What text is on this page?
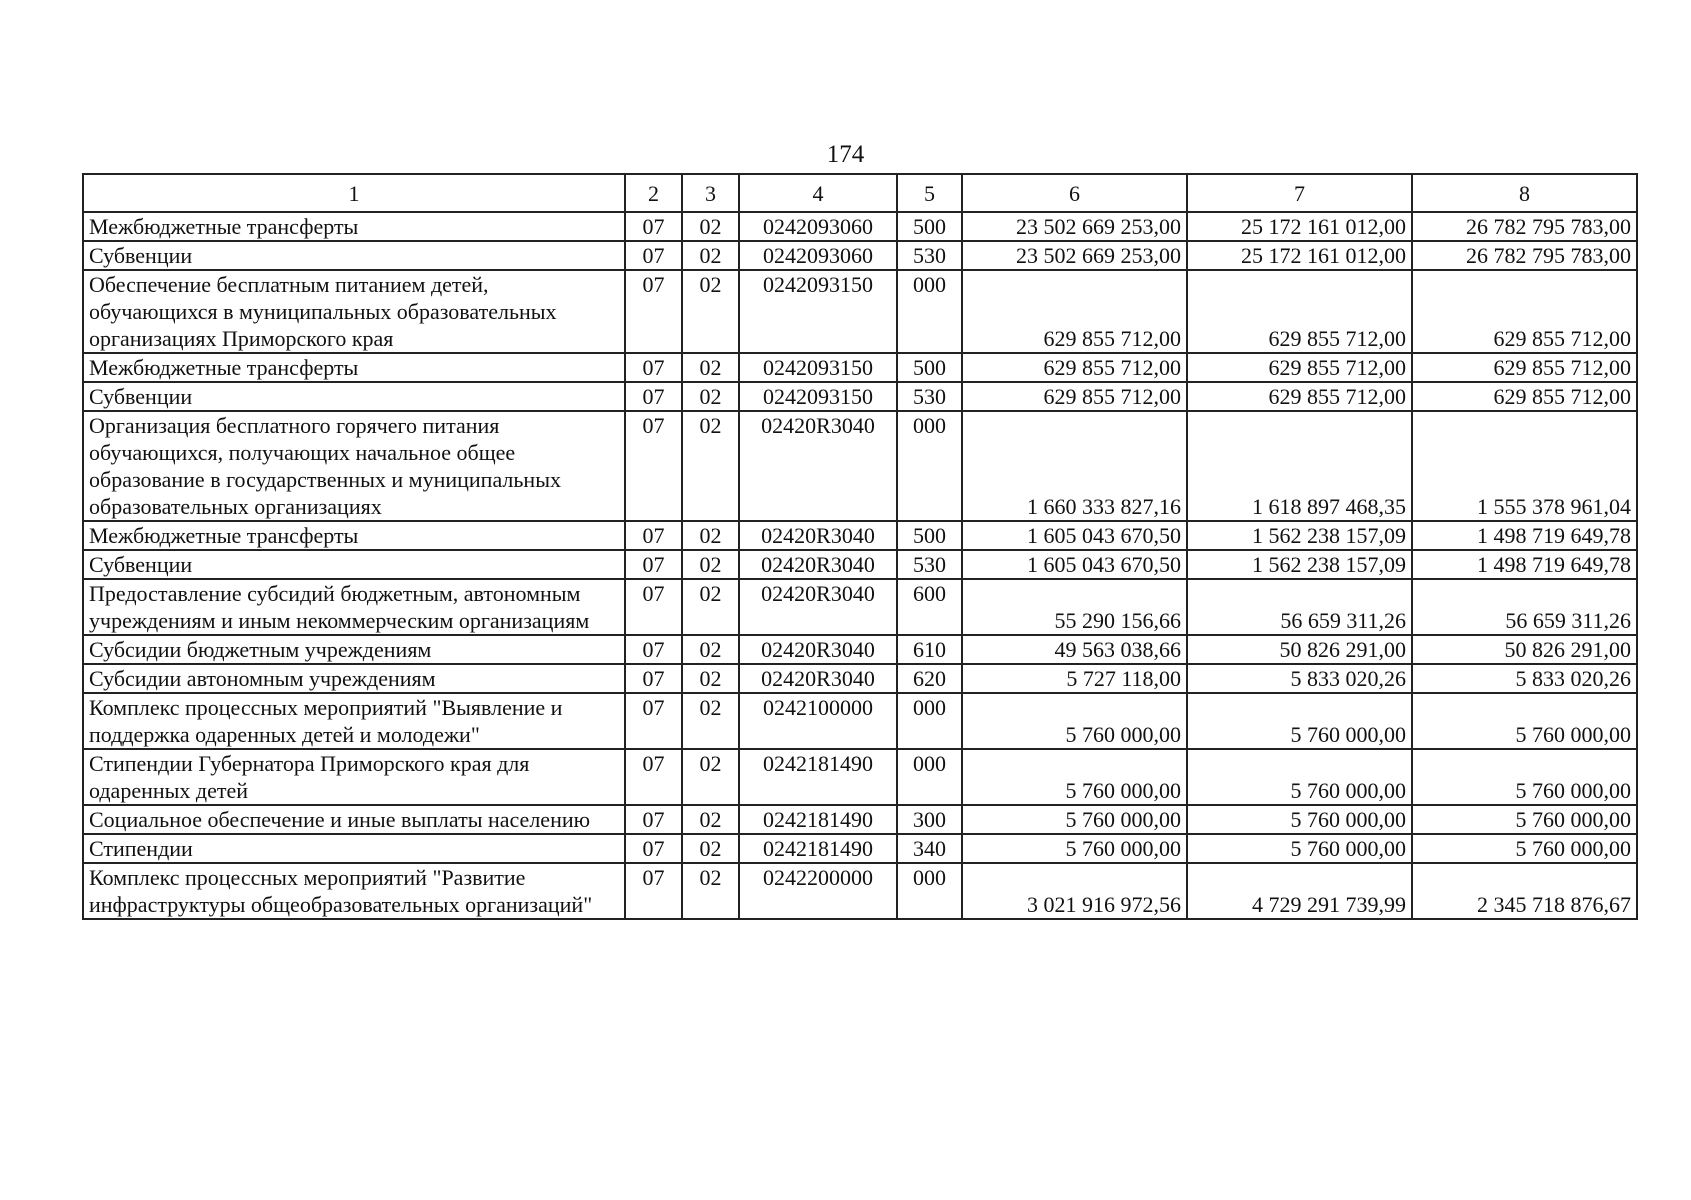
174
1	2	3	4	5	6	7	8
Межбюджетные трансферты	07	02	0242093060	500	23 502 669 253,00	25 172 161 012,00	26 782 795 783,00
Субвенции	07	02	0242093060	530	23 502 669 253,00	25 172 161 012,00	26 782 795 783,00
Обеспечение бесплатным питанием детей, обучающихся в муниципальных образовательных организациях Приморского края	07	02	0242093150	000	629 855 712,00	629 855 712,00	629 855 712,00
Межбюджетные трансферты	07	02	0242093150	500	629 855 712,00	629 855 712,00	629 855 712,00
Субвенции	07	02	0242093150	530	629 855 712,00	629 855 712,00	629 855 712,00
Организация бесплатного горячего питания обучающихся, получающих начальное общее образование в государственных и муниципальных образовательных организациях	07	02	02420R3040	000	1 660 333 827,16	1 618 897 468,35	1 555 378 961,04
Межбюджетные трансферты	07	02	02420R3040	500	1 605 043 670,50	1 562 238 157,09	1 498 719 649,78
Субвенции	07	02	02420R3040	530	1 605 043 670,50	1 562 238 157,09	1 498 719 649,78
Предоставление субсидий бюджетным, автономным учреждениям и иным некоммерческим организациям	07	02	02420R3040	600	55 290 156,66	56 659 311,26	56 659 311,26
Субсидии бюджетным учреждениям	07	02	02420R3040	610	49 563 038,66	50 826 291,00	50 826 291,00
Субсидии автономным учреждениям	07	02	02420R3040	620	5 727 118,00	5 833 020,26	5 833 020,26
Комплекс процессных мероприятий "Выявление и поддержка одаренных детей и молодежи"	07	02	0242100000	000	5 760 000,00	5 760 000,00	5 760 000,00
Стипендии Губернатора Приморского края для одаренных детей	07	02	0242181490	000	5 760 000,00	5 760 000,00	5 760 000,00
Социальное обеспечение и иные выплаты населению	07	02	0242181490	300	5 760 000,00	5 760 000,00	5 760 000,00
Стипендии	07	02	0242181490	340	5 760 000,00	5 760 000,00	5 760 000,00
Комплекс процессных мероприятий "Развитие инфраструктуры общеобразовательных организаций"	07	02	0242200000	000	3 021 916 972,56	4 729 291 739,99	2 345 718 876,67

[Task requirements]
Your copy should match the entries exactly, minus the pictures.

[Exercise result]
What text is on this page?
174
1	2	3	4	5	6	7	8
Межбюджетные трансферты	07	02	0242093060	500	23 502 669 253,00	25 172 161 012,00	26 782 795 783,00
Субвенции	07	02	0242093060	530	23 502 669 253,00	25 172 161 012,00	26 782 795 783,00
Обеспечение бесплатным питанием детей, обучающихся в муниципальных образовательных организациях Приморского края	07	02	0242093150	000	629 855 712,00	629 855 712,00	629 855 712,00
Межбюджетные трансферты	07	02	0242093150	500	629 855 712,00	629 855 712,00	629 855 712,00
Субвенции	07	02	0242093150	530	629 855 712,00	629 855 712,00	629 855 712,00
Организация бесплатного горячего питания обучающихся, получающих начальное общее образование в государственных и муниципальных образовательных организациях	07	02	02420R3040	000	1 660 333 827,16	1 618 897 468,35	1 555 378 961,04
Межбюджетные трансферты	07	02	02420R3040	500	1 605 043 670,50	1 562 238 157,09	1 498 719 649,78
Субвенции	07	02	02420R3040	530	1 605 043 670,50	1 562 238 157,09	1 498 719 649,78
Предоставление субсидий бюджетным, автономным учреждениям и иным некоммерческим организациям	07	02	02420R3040	600	55 290 156,66	56 659 311,26	56 659 311,26
Субсидии бюджетным учреждениям	07	02	02420R3040	610	49 563 038,66	50 826 291,00	50 826 291,00
Субсидии автономным учреждениям	07	02	02420R3040	620	5 727 118,00	5 833 020,26	5 833 020,26
Комплекс процессных мероприятий "Выявление и поддержка одаренных детей и молодежи"	07	02	0242100000	000	5 760 000,00	5 760 000,00	5 760 000,00
Стипендии Губернатора Приморского края для одаренных детей	07	02	0242181490	000	5 760 000,00	5 760 000,00	5 760 000,00
Социальное обеспечение и иные выплаты населению	07	02	0242181490	300	5 760 000,00	5 760 000,00	5 760 000,00
Стипендии	07	02	0242181490	340	5 760 000,00	5 760 000,00	5 760 000,00
Комплекс процессных мероприятий "Развитие инфраструктуры общеобразовательных организаций"	07	02	0242200000	000	3 021 916 972,56	4 729 291 739,99	2 345 718 876,67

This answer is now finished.